◆ WRITTEN TASK: The data must be returned in full and exactly as given.

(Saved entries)
■ ■ ■ ■ ■

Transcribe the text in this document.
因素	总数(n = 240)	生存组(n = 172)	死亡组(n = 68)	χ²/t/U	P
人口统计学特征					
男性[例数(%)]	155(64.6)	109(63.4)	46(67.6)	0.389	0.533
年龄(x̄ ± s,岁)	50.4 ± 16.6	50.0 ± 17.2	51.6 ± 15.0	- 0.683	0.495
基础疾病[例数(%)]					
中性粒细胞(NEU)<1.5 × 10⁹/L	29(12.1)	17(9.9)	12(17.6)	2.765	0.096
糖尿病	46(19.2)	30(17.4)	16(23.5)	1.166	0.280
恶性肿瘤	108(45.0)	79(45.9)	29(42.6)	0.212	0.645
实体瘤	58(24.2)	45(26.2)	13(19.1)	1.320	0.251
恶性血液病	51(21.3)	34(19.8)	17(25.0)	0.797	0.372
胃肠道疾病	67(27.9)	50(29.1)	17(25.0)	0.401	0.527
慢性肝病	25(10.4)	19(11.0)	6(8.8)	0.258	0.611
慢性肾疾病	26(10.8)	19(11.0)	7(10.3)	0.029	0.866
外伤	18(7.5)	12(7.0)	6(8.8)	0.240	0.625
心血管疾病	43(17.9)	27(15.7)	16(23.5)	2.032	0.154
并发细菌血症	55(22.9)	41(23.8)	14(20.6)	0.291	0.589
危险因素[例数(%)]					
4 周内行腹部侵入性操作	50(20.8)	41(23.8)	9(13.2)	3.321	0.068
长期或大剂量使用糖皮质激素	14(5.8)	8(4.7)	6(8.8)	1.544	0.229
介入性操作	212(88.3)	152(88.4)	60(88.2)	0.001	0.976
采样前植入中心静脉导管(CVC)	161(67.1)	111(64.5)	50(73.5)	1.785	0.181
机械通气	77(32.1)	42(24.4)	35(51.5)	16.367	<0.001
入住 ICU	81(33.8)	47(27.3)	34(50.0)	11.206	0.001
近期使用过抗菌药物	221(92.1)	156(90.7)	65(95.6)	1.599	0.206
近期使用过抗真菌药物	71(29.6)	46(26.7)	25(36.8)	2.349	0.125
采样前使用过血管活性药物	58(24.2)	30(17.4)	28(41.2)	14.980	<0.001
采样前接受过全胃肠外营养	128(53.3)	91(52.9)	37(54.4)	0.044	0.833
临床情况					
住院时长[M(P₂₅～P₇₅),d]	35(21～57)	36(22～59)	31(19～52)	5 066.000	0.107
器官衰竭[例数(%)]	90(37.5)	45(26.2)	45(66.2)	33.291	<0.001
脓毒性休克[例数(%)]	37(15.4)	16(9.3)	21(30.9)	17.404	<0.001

■ ■ ■ ■ ■

◆ ANSWER BELOW:
Transcribe the text in this document.
因素	总数(n = 240)	生存组(n = 172)	死亡组(n = 68)	χ²/t/U	P
人口统计学特征					
男性[例数(%)]	155(64.6)	109(63.4)	46(67.6)	0.389	0.533
年龄(x̄ ± s,岁)	50.4 ± 16.6	50.0 ± 17.2	51.6 ± 15.0	- 0.683	0.495
基础疾病[例数(%)]					
中性粒细胞(NEU)<1.5 × 10⁹/L	29(12.1)	17(9.9)	12(17.6)	2.765	0.096
糖尿病	46(19.2)	30(17.4)	16(23.5)	1.166	0.280
恶性肿瘤	108(45.0)	79(45.9)	29(42.6)	0.212	0.645
实体瘤	58(24.2)	45(26.2)	13(19.1)	1.320	0.251
恶性血液病	51(21.3)	34(19.8)	17(25.0)	0.797	0.372
胃肠道疾病	67(27.9)	50(29.1)	17(25.0)	0.401	0.527
慢性肝病	25(10.4)	19(11.0)	6(8.8)	0.258	0.611
慢性肾疾病	26(10.8)	19(11.0)	7(10.3)	0.029	0.866
外伤	18(7.5)	12(7.0)	6(8.8)	0.240	0.625
心血管疾病	43(17.9)	27(15.7)	16(23.5)	2.032	0.154
并发细菌血症	55(22.9)	41(23.8)	14(20.6)	0.291	0.589
危险因素[例数(%)]					
4 周内行腹部侵入性操作	50(20.8)	41(23.8)	9(13.2)	3.321	0.068
长期或大剂量使用糖皮质激素	14(5.8)	8(4.7)	6(8.8)	1.544	0.229
介入性操作	212(88.3)	152(88.4)	60(88.2)	0.001	0.976
采样前植入中心静脉导管(CVC)	161(67.1)	111(64.5)	50(73.5)	1.785	0.181
机械通气	77(32.1)	42(24.4)	35(51.5)	16.367	<0.001
入住 ICU	81(33.8)	47(27.3)	34(50.0)	11.206	0.001
近期使用过抗菌药物	221(92.1)	156(90.7)	65(95.6)	1.599	0.206
近期使用过抗真菌药物	71(29.6)	46(26.7)	25(36.8)	2.349	0.125
采样前使用过血管活性药物	58(24.2)	30(17.4)	28(41.2)	14.980	<0.001
采样前接受过全胃肠外营养	128(53.3)	91(52.9)	37(54.4)	0.044	0.833
临床情况					
住院时长[M(P₂₅～P₇₅),d]	35(21～57)	36(22～59)	31(19～52)	5 066.000	0.107
器官衰竭[例数(%)]	90(37.5)	45(26.2)	45(66.2)	33.291	<0.001
脓毒性休克[例数(%)]	37(15.4)	16(9.3)	21(30.9)	17.404	<0.001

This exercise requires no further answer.